Task prompt: The entire listing is to be repeated verbatim.

Records from a collection
·····
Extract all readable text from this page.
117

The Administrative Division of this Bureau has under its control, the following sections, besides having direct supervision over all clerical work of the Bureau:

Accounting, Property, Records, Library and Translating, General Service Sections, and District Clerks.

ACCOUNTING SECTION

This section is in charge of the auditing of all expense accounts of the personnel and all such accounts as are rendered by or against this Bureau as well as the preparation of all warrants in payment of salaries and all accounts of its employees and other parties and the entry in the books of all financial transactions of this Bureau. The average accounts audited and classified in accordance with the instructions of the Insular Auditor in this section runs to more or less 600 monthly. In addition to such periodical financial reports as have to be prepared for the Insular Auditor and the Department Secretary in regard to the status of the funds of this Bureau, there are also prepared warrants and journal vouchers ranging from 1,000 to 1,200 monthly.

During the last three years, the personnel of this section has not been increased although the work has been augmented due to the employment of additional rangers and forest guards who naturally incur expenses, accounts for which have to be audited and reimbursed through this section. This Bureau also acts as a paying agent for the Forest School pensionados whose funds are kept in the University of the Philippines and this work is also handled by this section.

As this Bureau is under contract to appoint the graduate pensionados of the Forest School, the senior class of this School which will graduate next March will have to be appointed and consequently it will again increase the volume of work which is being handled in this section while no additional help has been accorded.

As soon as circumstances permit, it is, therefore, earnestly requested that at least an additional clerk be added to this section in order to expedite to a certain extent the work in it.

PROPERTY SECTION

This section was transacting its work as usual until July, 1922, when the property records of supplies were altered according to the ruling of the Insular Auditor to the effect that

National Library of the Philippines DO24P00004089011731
·····
Answer to this exercise:
Extract all readable text from this page.
117

The Administrative Division of this Bureau has under its control, the following sections, besides having direct supervision over all clerical work of the Bureau:

Accounting, Property, Records, Library and Translating, General Service Sections, and District Clerks.

ACCOUNTING SECTION

This section is in charge of the auditing of all expense accounts of the personnel and all such accounts as are rendered by or against this Bureau as well as the preparation of all warrants in payment of salaries and all accounts of its employees and other parties and the entry in the books of all financial transactions of this Bureau. The average accounts audited and classified in accordance with the instructions of the Insular Auditor in this section runs to more or less 600 monthly. In addition to such periodical financial reports as have to be prepared for the Insular Auditor and the Department Secretary in regard to the status of the funds of this Bureau, there are also prepared warrants and journal vouchers ranging from 1,000 to 1,200 monthly.

During the last three years, the personnel of this section has not been increased although the work has been augmented due to the employment of additional rangers and forest guards who naturally incur expenses, accounts for which have to be audited and reimbursed through this section. This Bureau also acts as a paying agent for the Forest School pensionados whose funds are kept in the University of the Philippines and this work is also handled by this section.

As this Bureau is under contract to appoint the graduate pensionados of the Forest School, the senior class of this School which will graduate next March will have to be appointed and consequently it will again increase the volume of work which is being handled in this section while no additional help has been accorded.

As soon as circumstances permit, it is, therefore, earnestly requested that at least an additional clerk be added to this section in order to expedite to a certain extent the work in it.

PROPERTY SECTION

This section was transacting its work as usual until July, 1922, when the property records of supplies were altered according to the ruling of the Insular Auditor to the effect that

National Library of the Philippines DO24P00004089011731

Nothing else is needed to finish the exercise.